* **TASK DIRECTIONS**:
Quote the whole listing exactly. Leave the pictures out of your copy.

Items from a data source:
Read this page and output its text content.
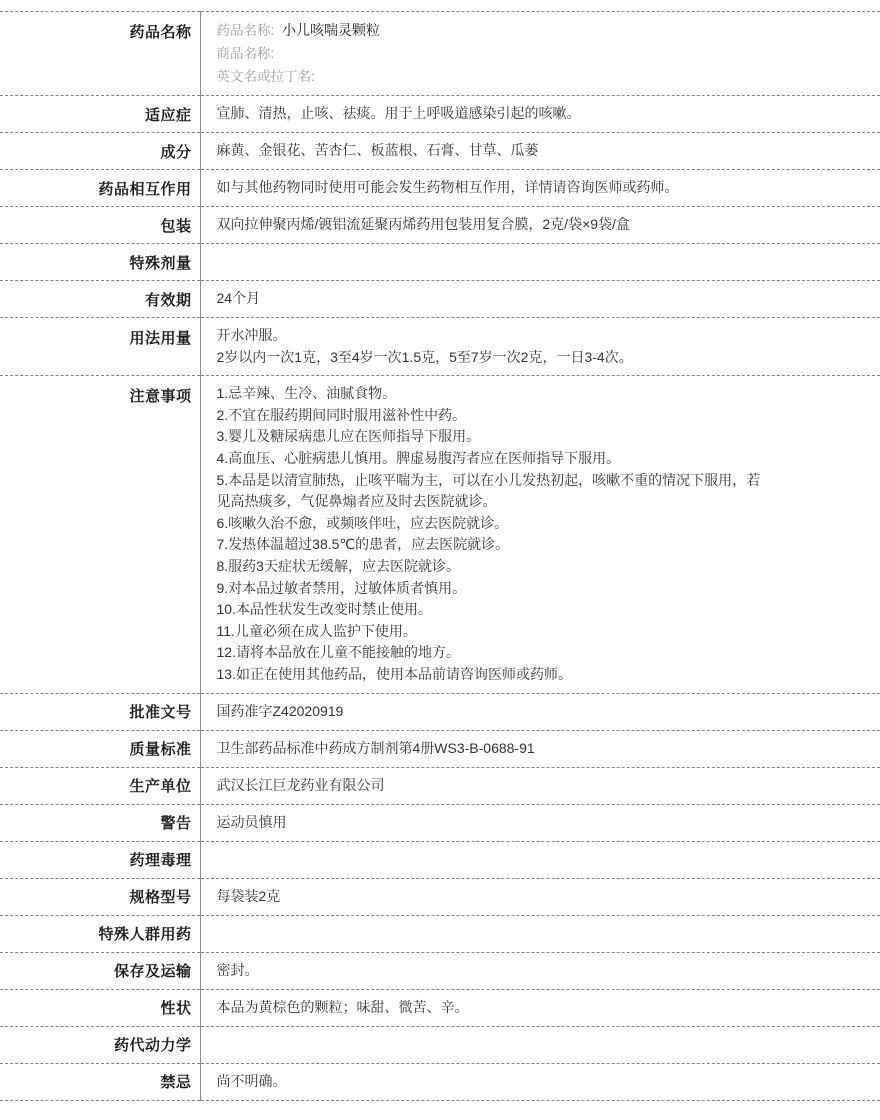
药品名称	药品名称: 小儿咳喘灵颗粒
商品名称:
英文名或拉丁名:

适应症	宣肺、清热，止咳、祛痰。用于上呼吸道感染引起的咳嗽。

成分	麻黄、金银花、苦杏仁、板蓝根、石膏、甘草、瓜蒌

药品相互作用	如与其他药物同时使用可能会发生药物相互作用，详情请咨询医师或药师。

包装	双向拉伸聚丙烯/镀铝流延聚丙烯药用包装用复合膜，2克/袋×9袋/盒

特殊剂量	
有效期	24个月

用法用量	开水冲服。
2岁以内一次1克，3至4岁一次1.5克，5至7岁一次2克，一日3-4次。

注意事项	1.忌辛辣、生冷、油腻食物。
2.不宜在服药期间同时服用滋补性中药。
3.婴儿及糖尿病患儿应在医师指导下服用。
4.高血压、心脏病患儿慎用。脾虚易腹泻者应在医师指导下服用。
5.本品是以清宣肺热，止咳平喘为主，可以在小儿发热初起，咳嗽不重的情况下服用，若
见高热痰多，气促鼻煽者应及时去医院就诊。
6.咳嗽久治不愈，或频咳伴吐，应去医院就诊。
7.发热体温超过38.5℃的患者，应去医院就诊。
8.服药3天症状无缓解，应去医院就诊。
9.对本品过敏者禁用，过敏体质者慎用。
10.本品性状发生改变时禁止使用。
11.儿童必须在成人监护下使用。
12.请将本品放在儿童不能接触的地方。
13.如正在使用其他药品，使用本品前请咨询医师或药师。

批准文号	国药准字Z42020919

质量标准	卫生部药品标准中药成方制剂第4册WS3-B-0688-91

生产单位	武汉长江巨龙药业有限公司

警告	运动员慎用

药理毒理	
规格型号	每袋装2克

特殊人群用药	
保存及运输	密封。

性状	本品为黄棕色的颗粒；味甜、微苦、辛。

药代动力学	
禁忌	尚不明确。
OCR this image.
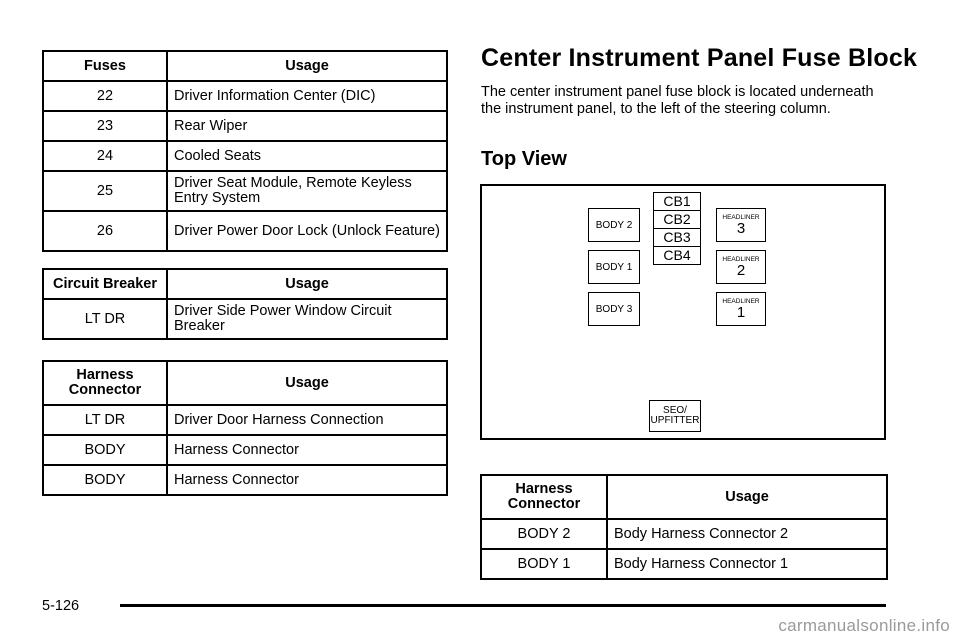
Fuses	Usage
22	Driver Information Center (DIC)
23	Rear Wiper
24	Cooled Seats
25	Driver Seat Module, Remote Keyless Entry System
26	Driver Power Door Lock (Unlock Feature)
Circuit Breaker	Usage
LT DR	Driver Side Power Window Circuit Breaker
Harness Connector	Usage
LT DR	Driver Door Harness Connection
BODY	Harness Connector
BODY	Harness Connector
Center Instrument Panel Fuse Block

The center instrument panel fuse block is located underneath the instrument panel, to the left of the steering column.

Top View
BODY 2
BODY 1
BODY 3
CB1
CB2
CB3
CB4
HEADLINER
3
HEADLINER
2
HEADLINER
1
SEO/
UPFITTER
Harness Connector	Usage
BODY 2	Body Harness Connector 2
BODY 1	Body Harness Connector 1
5-126
carmanualsonline.info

* **PROBLEM SOLUTION**:
Read this page and output its text content.
药品名称	药品名称: 小儿咳喘灵颗粒
商品名称:
英文名或拉丁名:

适应症	宣肺、清热，止咳、祛痰。用于上呼吸道感染引起的咳嗽。

成分	麻黄、金银花、苦杏仁、板蓝根、石膏、甘草、瓜蒌

药品相互作用	如与其他药物同时使用可能会发生药物相互作用，详情请咨询医师或药师。

包装	双向拉伸聚丙烯/镀铝流延聚丙烯药用包装用复合膜，2克/袋×9袋/盒

特殊剂量	
有效期	24个月

用法用量	开水冲服。
2岁以内一次1克，3至4岁一次1.5克，5至7岁一次2克，一日3-4次。

注意事项	1.忌辛辣、生冷、油腻食物。
2.不宜在服药期间同时服用滋补性中药。
3.婴儿及糖尿病患儿应在医师指导下服用。
4.高血压、心脏病患儿慎用。脾虚易腹泻者应在医师指导下服用。
5.本品是以清宣肺热，止咳平喘为主，可以在小儿发热初起，咳嗽不重的情况下服用，若
见高热痰多，气促鼻煽者应及时去医院就诊。
6.咳嗽久治不愈，或频咳伴吐，应去医院就诊。
7.发热体温超过38.5℃的患者，应去医院就诊。
8.服药3天症状无缓解，应去医院就诊。
9.对本品过敏者禁用，过敏体质者慎用。
10.本品性状发生改变时禁止使用。
11.儿童必须在成人监护下使用。
12.请将本品放在儿童不能接触的地方。
13.如正在使用其他药品，使用本品前请咨询医师或药师。

批准文号	国药准字Z42020919

质量标准	卫生部药品标准中药成方制剂第4册WS3-B-0688-91

生产单位	武汉长江巨龙药业有限公司

警告	运动员慎用

药理毒理	
规格型号	每袋装2克

特殊人群用药	
保存及运输	密封。

性状	本品为黄棕色的颗粒；味甜、微苦、辛。

药代动力学	
禁忌	尚不明确。
OCR this image.
Fuses	Usage
22	Driver Information Center (DIC)
23	Rear Wiper
24	Cooled Seats
25	Driver Seat Module, Remote Keyless Entry System
26	Driver Power Door Lock (Unlock Feature)
Circuit Breaker	Usage
LT DR	Driver Side Power Window Circuit Breaker
Harness Connector	Usage
LT DR	Driver Door Harness Connection
BODY	Harness Connector
BODY	Harness Connector
Center Instrument Panel Fuse Block

The center instrument panel fuse block is located underneath the instrument panel, to the left of the steering column.

Top View
BODY 2
BODY 1
BODY 3
CB1
CB2
CB3
CB4
HEADLINER
3
HEADLINER
2
HEADLINER
1
SEO/
UPFITTER
Harness Connector	Usage
BODY 2	Body Harness Connector 2
BODY 1	Body Harness Connector 1
5-126
carmanualsonline.info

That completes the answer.